## Task prompt
Extend the passage on pandemic support for the arts, picking up right after its final sentence.

## Supplied passage
┄┄┄┄┄┄┄┄┄┄
The Victoria government in Australia, for example, followed a two strand approach – one introducing a Sustaining Creative Workers Initiative which supports individual artists and arts workers by allowing them to continue working on existing projects, create new works, develop skills, and conduct research and/or market exploration; and another Strategic Investment Fund for arts organisations, designed to provide them with stability and meet immediate and urgent needs during the shutdown.

'The pandemic may have dealt us a knock-out blow, but with help locally and nationally we can get back on our feet - and make Galway an even bolder, even more creative and even more inclusive city than before'

Government also needs to help us overcome the challenges posed by the impact of social distancing on audience capacities. Specifically, we need the 2m social distancing guideline reduced to the WHO guideline of 1m. At 2m distancing, we can achieve just 10 per cent of our previous audience capacity – at 1m distance, we can double that capacity to 20 per cent, and if we follow the concept of household group separation, we can push this further, possibly to as high as 35 per cent. Even then, we have a serious viability battle on our hands, hence the need for financial intervention and support.
┄┄┄┄┄┄┄┄┄┄
## Records shown
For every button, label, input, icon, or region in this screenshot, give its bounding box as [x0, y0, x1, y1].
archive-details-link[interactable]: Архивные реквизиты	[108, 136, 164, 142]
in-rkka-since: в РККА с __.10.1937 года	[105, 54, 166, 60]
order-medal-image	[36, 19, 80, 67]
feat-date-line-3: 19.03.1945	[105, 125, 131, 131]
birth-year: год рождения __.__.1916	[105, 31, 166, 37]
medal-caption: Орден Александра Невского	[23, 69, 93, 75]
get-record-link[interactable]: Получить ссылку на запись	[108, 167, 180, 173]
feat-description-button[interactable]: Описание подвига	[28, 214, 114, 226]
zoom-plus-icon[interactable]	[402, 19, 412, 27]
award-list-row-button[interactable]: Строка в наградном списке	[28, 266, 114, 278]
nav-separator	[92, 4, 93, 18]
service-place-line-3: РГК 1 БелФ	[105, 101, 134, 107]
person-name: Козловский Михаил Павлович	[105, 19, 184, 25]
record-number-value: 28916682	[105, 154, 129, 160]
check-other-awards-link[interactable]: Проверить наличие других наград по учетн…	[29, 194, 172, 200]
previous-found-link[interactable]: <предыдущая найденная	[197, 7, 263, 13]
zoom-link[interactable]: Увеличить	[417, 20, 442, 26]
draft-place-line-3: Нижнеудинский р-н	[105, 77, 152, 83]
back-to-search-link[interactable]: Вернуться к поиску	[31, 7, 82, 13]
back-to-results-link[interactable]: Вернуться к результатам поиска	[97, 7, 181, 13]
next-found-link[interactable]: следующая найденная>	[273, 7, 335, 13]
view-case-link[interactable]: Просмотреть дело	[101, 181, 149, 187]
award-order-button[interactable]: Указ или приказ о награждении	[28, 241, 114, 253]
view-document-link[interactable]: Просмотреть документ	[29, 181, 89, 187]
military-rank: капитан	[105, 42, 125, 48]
┄┄┄┄┄┄┄┄┄┄
## Result
As a sector, we are actively exploring the introduction of a suite of safety measures, including the use of temperature scans, enhanced cleaning, and sanitising procedures and perhaps even the wearing of face masks, and considering, in the short-term, a recalibrated programme of events featuring shorter performances, without intervals, and productions involving fewer people on stage.

John Tusla, former director of the Barbican in London, said the arts matter "because they embrace, express, and define the soul of a civilisation". The arts, artists, and arts workers have been good to Galway and to the nation, being a significant cultural, social, and economic contributor to both. The pandemic may have dealt us a knock-out blow, but with help locally and nationally we can get back on our feet - and make Galway an even bolder, even more creative and even more inclusive city than before.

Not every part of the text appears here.